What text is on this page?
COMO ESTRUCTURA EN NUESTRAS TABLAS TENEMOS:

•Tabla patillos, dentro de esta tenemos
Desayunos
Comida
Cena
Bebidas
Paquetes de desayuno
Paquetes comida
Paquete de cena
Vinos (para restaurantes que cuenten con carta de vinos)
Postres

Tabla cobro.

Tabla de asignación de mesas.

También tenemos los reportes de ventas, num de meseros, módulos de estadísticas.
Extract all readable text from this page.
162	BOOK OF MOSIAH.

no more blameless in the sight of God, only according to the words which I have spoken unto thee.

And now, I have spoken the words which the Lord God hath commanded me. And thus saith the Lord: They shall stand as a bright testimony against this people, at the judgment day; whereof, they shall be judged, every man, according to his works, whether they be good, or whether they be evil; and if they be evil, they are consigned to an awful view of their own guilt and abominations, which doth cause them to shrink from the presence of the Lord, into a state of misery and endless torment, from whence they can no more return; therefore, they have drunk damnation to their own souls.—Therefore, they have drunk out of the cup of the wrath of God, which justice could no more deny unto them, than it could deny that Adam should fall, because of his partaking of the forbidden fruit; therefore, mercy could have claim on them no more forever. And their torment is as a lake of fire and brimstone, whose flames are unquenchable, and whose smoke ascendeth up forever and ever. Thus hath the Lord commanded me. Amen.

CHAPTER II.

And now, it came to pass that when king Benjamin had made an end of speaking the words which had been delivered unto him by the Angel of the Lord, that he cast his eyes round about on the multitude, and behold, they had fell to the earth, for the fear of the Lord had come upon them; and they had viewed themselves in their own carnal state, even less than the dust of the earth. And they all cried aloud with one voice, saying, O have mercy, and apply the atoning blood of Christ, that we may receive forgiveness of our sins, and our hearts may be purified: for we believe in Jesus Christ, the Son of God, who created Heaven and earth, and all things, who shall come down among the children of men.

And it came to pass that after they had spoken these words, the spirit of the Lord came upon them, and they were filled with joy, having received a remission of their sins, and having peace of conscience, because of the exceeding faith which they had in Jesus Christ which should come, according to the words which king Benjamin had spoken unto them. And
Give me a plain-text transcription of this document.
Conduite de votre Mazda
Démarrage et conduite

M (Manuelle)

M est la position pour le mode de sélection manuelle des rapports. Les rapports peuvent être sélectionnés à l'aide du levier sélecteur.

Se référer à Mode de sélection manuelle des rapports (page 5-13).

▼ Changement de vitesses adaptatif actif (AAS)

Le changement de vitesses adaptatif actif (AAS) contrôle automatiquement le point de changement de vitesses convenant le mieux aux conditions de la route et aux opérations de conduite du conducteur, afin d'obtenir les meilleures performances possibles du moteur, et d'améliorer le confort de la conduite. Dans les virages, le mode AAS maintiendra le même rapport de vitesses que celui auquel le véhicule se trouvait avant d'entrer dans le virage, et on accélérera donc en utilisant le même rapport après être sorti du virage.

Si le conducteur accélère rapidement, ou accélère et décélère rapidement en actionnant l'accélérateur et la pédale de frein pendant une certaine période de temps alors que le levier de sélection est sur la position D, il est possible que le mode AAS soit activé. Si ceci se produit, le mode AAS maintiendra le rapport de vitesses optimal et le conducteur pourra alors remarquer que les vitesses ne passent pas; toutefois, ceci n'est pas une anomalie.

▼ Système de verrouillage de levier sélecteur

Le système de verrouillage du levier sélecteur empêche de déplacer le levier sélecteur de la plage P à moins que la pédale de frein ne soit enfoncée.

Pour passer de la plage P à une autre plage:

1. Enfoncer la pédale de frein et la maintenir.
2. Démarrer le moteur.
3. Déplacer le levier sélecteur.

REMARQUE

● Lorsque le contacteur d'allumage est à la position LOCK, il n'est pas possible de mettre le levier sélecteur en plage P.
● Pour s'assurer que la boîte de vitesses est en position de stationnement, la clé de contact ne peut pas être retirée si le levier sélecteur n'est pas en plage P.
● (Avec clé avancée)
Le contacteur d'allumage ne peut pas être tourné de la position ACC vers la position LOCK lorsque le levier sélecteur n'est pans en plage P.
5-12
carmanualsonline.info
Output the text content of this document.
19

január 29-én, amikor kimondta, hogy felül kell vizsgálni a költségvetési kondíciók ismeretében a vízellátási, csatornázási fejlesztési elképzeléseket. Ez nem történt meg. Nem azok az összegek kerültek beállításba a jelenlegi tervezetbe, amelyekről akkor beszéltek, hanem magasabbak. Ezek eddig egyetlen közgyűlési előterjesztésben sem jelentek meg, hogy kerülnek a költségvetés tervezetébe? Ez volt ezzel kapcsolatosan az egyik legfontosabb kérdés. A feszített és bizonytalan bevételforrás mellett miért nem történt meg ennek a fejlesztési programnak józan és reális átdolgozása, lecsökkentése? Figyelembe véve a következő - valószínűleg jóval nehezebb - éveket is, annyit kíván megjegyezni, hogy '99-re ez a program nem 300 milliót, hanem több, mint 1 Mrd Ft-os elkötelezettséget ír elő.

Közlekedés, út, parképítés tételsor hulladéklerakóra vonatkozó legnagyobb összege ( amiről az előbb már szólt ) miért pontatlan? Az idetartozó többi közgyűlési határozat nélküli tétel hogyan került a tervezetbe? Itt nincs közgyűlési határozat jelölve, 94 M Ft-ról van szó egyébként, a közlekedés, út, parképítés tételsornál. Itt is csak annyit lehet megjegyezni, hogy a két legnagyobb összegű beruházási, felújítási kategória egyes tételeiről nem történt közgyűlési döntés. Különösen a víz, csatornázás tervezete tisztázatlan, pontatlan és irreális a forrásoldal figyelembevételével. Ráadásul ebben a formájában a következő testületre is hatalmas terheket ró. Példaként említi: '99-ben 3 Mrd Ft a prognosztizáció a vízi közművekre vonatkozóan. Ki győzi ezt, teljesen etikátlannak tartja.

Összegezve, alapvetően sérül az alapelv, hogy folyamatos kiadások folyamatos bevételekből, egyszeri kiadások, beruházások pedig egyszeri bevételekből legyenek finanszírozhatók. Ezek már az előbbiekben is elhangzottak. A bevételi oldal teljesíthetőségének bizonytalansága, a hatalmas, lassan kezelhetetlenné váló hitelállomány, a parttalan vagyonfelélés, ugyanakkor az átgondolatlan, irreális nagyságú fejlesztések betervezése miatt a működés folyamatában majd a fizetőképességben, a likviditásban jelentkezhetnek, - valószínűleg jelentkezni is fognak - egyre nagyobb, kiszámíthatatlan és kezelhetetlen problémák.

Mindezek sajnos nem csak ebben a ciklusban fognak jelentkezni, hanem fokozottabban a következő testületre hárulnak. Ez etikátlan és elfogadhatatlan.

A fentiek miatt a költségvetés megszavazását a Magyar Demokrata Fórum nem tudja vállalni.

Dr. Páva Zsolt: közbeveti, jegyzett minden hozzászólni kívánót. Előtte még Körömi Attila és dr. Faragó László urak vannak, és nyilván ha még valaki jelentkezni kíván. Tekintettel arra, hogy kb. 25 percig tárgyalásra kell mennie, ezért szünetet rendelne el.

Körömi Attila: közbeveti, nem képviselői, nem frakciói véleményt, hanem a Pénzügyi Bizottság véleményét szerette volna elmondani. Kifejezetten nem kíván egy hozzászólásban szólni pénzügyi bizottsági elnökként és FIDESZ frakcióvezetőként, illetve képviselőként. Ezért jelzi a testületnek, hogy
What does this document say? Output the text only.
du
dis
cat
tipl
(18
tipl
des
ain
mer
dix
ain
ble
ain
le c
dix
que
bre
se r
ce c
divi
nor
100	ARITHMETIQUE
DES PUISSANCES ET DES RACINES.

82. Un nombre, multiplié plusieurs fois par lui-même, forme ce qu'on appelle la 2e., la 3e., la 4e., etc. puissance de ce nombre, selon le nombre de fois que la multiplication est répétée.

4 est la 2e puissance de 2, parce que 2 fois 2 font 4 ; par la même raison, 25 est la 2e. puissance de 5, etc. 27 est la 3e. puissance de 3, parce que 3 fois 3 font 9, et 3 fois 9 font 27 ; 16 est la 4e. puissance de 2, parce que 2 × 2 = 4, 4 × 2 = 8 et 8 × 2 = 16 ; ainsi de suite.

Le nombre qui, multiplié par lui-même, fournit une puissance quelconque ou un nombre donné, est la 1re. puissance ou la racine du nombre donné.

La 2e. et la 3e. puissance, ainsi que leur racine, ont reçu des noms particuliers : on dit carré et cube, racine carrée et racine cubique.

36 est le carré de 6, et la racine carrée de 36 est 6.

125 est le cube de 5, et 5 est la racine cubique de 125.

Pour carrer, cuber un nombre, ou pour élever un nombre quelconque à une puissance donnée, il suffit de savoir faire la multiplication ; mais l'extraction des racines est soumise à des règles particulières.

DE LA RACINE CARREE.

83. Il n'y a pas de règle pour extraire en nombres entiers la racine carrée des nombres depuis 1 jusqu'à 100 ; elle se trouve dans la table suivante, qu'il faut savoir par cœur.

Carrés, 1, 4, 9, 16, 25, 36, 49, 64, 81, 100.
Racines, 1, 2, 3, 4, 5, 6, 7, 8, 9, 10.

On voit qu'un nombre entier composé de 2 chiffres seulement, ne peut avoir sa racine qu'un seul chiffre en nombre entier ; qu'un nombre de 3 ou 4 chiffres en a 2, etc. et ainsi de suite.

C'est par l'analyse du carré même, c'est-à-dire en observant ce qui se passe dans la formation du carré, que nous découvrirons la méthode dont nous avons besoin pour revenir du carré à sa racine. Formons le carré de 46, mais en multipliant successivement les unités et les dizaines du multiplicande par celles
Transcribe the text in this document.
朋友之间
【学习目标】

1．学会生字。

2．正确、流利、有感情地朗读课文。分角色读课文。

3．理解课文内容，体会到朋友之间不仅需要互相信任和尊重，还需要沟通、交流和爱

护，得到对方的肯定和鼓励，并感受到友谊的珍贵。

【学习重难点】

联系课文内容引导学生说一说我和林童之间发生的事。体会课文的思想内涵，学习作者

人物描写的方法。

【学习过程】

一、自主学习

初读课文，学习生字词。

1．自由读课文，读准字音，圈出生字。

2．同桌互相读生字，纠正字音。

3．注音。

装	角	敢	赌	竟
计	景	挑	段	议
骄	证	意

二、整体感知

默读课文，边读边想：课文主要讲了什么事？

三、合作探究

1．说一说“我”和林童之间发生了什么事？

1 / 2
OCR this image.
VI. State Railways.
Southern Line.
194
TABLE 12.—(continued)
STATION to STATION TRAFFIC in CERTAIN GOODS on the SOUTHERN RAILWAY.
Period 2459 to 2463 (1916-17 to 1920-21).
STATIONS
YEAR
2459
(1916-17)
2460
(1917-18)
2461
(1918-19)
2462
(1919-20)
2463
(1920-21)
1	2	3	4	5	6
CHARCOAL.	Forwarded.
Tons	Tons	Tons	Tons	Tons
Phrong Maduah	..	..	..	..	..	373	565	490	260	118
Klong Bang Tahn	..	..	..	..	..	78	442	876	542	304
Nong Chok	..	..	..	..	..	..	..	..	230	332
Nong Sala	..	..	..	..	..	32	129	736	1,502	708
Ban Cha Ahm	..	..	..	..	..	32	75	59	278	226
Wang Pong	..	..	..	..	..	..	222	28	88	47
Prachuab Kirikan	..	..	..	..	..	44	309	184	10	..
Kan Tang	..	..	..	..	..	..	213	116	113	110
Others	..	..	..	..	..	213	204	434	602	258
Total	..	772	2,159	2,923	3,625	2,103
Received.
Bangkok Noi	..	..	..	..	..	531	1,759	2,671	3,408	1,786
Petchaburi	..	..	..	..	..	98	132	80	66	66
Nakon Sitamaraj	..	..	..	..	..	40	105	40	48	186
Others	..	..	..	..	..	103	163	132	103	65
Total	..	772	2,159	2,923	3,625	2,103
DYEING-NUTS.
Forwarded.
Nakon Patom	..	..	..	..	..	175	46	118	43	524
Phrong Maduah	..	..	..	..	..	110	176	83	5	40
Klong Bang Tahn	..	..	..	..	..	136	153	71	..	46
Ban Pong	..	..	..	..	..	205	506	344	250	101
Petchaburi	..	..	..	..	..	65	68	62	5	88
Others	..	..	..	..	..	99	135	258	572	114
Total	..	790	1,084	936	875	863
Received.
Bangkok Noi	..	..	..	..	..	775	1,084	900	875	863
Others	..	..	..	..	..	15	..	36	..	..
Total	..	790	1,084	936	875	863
───
Above are the records; copy every line in them that holds the word "Jesus".

Solution to the exercise
And now, it came to pass that when king Benjamin had made an end of speaking the words which had been delivered unto him by the Angel of the Lord, that he cast his eyes round about on the multitude, and behold, they had fell to the earth, for the fear of the Lord had come upon them; and they had viewed themselves in their own carnal state, even less than the dust of the earth. And they all cried aloud with one voice, saying, O have mercy, and apply the atoning blood of Christ, that we may receive forgiveness of our sins, and our hearts may be purified: for we believe in Jesus Christ, the Son of God, who created Heaven and earth, and all things, who shall come down among the children of men.
And it came to pass that after they had spoken these words, the spirit of the Lord came upon them, and they were filled with joy, having received a remission of their sins, and having peace of conscience, because of the exceeding faith which they had in Jesus Christ which should come, according to the words which king Benjamin had spoken unto them. And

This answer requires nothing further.